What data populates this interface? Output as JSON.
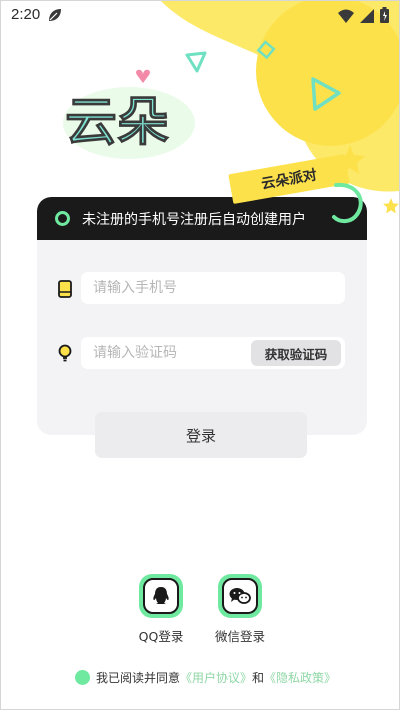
{
  "status_bar": {
    "time": "2:20"
  },
  "brand": {
    "logo_text": "云朵",
    "tag": "云朵派对"
  },
  "notice": "未注册的手机号注册后自动创建用户",
  "phone": {
    "placeholder": "请输入手机号",
    "value": ""
  },
  "code": {
    "placeholder": "请输入验证码",
    "value": "",
    "button": "获取验证码"
  },
  "login_button": "登录",
  "social": {
    "qq": "QQ登录",
    "wechat": "微信登录"
  },
  "agreement": {
    "text": "我已阅读并同意",
    "user_agreement": "《用户协议》",
    "and": "和",
    "privacy_policy": "《隐私政策》"
  },
  "colors": {
    "accent_green": "#6fe9a0",
    "accent_yellow": "#fde14b",
    "dark": "#1a1a1a"
  },
  "icons": [
    "leaf-icon",
    "wifi-icon",
    "signal-icon",
    "battery-icon",
    "phone-icon",
    "bulb-icon",
    "qq-icon",
    "wechat-icon"
  ]
}
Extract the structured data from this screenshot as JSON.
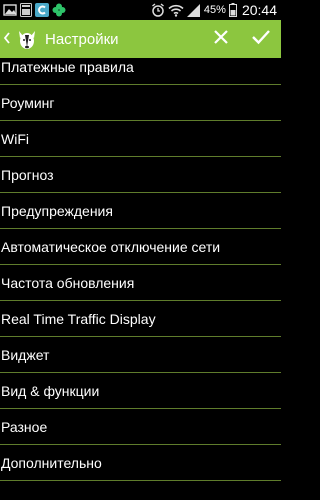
{
  "status_bar": {
    "time": "20:44",
    "battery_percent": "45%",
    "icons": [
      "picture-icon",
      "beta-badge-icon",
      "app-c-icon",
      "clover-icon",
      "alarm-icon",
      "wifi-icon",
      "signal-icon",
      "battery-icon"
    ]
  },
  "action_bar": {
    "title": "Настройки",
    "background": "#8cc63f",
    "back_icon": "chevron-left-icon",
    "logo_icon": "dog-logo-icon",
    "cancel_icon": "close-icon",
    "confirm_icon": "checkmark-icon"
  },
  "settings": {
    "items": [
      "Платежные правила",
      "Роуминг",
      "WiFi",
      "Прогноз",
      "Предупреждения",
      "Автоматическое отключение сети",
      "Частота обновления",
      "Real Time Traffic Display",
      "Виджет",
      "Вид & функции",
      "Разное",
      "Дополнительно"
    ],
    "divider_color": "#5f7c2c"
  }
}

========================================================================

The request
Write the listing out a second time exactly, dropping all images.

Reply to the task
What data populates this interface? Output as JSON.
{
  "status_bar": {
    "time": "2:20"
  },
  "brand": {
    "logo_text": "云朵",
    "tag": "云朵派对"
  },
  "notice": "未注册的手机号注册后自动创建用户",
  "phone": {
    "placeholder": "请输入手机号",
    "value": ""
  },
  "code": {
    "placeholder": "请输入验证码",
    "value": "",
    "button": "获取验证码"
  },
  "login_button": "登录",
  "social": {
    "qq": "QQ登录",
    "wechat": "微信登录"
  },
  "agreement": {
    "text": "我已阅读并同意",
    "user_agreement": "《用户协议》",
    "and": "和",
    "privacy_policy": "《隐私政策》"
  },
  "colors": {
    "accent_green": "#6fe9a0",
    "accent_yellow": "#fde14b",
    "dark": "#1a1a1a"
  },
  "icons": [
    "leaf-icon",
    "wifi-icon",
    "signal-icon",
    "battery-icon",
    "phone-icon",
    "bulb-icon",
    "qq-icon",
    "wechat-icon"
  ]
}
Extract the structured data from this screenshot as JSON.
{
  "status_bar": {
    "time": "20:44",
    "battery_percent": "45%",
    "icons": [
      "picture-icon",
      "beta-badge-icon",
      "app-c-icon",
      "clover-icon",
      "alarm-icon",
      "wifi-icon",
      "signal-icon",
      "battery-icon"
    ]
  },
  "action_bar": {
    "title": "Настройки",
    "background": "#8cc63f",
    "back_icon": "chevron-left-icon",
    "logo_icon": "dog-logo-icon",
    "cancel_icon": "close-icon",
    "confirm_icon": "checkmark-icon"
  },
  "settings": {
    "items": [
      "Платежные правила",
      "Роуминг",
      "WiFi",
      "Прогноз",
      "Предупреждения",
      "Автоматическое отключение сети",
      "Частота обновления",
      "Real Time Traffic Display",
      "Виджет",
      "Вид & функции",
      "Разное",
      "Дополнительно"
    ],
    "divider_color": "#5f7c2c"
  }
}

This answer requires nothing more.